• [What the exercise asks]: Please print the full listing exactly.

(Records contained in a dataset)
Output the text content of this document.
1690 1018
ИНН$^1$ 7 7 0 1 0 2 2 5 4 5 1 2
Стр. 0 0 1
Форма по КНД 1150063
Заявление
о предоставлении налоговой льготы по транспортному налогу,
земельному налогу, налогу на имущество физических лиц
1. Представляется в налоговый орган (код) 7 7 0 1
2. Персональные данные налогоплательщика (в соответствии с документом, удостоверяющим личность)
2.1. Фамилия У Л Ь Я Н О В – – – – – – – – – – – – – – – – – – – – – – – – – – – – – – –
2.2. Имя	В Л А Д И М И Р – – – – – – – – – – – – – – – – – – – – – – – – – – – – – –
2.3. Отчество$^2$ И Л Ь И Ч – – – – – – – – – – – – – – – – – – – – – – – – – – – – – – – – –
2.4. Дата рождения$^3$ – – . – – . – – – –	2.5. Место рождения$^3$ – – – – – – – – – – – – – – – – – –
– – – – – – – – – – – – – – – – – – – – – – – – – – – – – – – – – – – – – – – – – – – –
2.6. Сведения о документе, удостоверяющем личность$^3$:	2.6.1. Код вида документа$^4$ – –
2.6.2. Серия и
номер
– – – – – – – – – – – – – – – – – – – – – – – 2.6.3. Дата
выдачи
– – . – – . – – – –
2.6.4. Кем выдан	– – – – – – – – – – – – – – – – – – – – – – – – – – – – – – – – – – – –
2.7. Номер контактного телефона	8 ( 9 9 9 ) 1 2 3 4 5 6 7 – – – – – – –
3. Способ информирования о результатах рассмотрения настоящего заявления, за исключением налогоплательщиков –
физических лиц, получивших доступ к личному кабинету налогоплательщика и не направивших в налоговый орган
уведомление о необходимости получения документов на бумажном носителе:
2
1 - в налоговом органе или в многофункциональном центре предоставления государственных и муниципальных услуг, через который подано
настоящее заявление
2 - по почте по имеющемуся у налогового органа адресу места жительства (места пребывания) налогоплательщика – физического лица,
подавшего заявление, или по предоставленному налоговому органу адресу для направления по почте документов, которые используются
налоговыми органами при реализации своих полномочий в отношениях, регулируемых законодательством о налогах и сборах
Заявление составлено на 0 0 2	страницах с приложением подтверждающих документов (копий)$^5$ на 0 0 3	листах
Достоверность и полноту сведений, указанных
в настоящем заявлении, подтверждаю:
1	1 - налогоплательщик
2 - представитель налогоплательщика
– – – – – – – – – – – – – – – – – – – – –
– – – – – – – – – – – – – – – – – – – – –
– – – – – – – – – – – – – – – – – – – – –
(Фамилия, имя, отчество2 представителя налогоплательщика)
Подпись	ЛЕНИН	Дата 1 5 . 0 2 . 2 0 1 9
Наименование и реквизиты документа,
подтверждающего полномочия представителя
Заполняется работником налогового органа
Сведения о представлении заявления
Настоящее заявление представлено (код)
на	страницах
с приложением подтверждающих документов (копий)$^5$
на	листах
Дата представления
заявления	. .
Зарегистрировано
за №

• [Answer for this exercise]:
Output the text content of this document.
1690 1018
ИНН$^1$ 7 7 0 1 0 2 2 5 4 5 1 2
Стр. 0 0 1
Форма по КНД 1150063
Заявление
о предоставлении налоговой льготы по транспортному налогу,
земельному налогу, налогу на имущество физических лиц
1. Представляется в налоговый орган (код) 7 7 0 1
2. Персональные данные налогоплательщика (в соответствии с документом, удостоверяющим личность)
2.1. Фамилия У Л Ь Я Н О В – – – – – – – – – – – – – – – – – – – – – – – – – – – – – – –
2.2. Имя	В Л А Д И М И Р – – – – – – – – – – – – – – – – – – – – – – – – – – – – – –
2.3. Отчество$^2$ И Л Ь И Ч – – – – – – – – – – – – – – – – – – – – – – – – – – – – – – – – –
2.4. Дата рождения$^3$ – – . – – . – – – –	2.5. Место рождения$^3$ – – – – – – – – – – – – – – – – – –
– – – – – – – – – – – – – – – – – – – – – – – – – – – – – – – – – – – – – – – – – – – –
2.6. Сведения о документе, удостоверяющем личность$^3$:	2.6.1. Код вида документа$^4$ – –
2.6.2. Серия и
номер
– – – – – – – – – – – – – – – – – – – – – – – 2.6.3. Дата
выдачи
– – . – – . – – – –
2.6.4. Кем выдан	– – – – – – – – – – – – – – – – – – – – – – – – – – – – – – – – – – – –
2.7. Номер контактного телефона	8 ( 9 9 9 ) 1 2 3 4 5 6 7 – – – – – – –
3. Способ информирования о результатах рассмотрения настоящего заявления, за исключением налогоплательщиков –
физических лиц, получивших доступ к личному кабинету налогоплательщика и не направивших в налоговый орган
уведомление о необходимости получения документов на бумажном носителе:
2
1 - в налоговом органе или в многофункциональном центре предоставления государственных и муниципальных услуг, через который подано
настоящее заявление
2 - по почте по имеющемуся у налогового органа адресу места жительства (места пребывания) налогоплательщика – физического лица,
подавшего заявление, или по предоставленному налоговому органу адресу для направления по почте документов, которые используются
налоговыми органами при реализации своих полномочий в отношениях, регулируемых законодательством о налогах и сборах
Заявление составлено на 0 0 2	страницах с приложением подтверждающих документов (копий)$^5$ на 0 0 3	листах
Достоверность и полноту сведений, указанных
в настоящем заявлении, подтверждаю:
1	1 - налогоплательщик
2 - представитель налогоплательщика
– – – – – – – – – – – – – – – – – – – – –
– – – – – – – – – – – – – – – – – – – – –
– – – – – – – – – – – – – – – – – – – – –
(Фамилия, имя, отчество2 представителя налогоплательщика)
Подпись	ЛЕНИН	Дата 1 5 . 0 2 . 2 0 1 9
Наименование и реквизиты документа,
подтверждающего полномочия представителя
Заполняется работником налогового органа
Сведения о представлении заявления
Настоящее заявление представлено (код)
на	страницах
с приложением подтверждающих документов (копий)$^5$
на	листах
Дата представления
заявления	. .
Зарегистрировано
за №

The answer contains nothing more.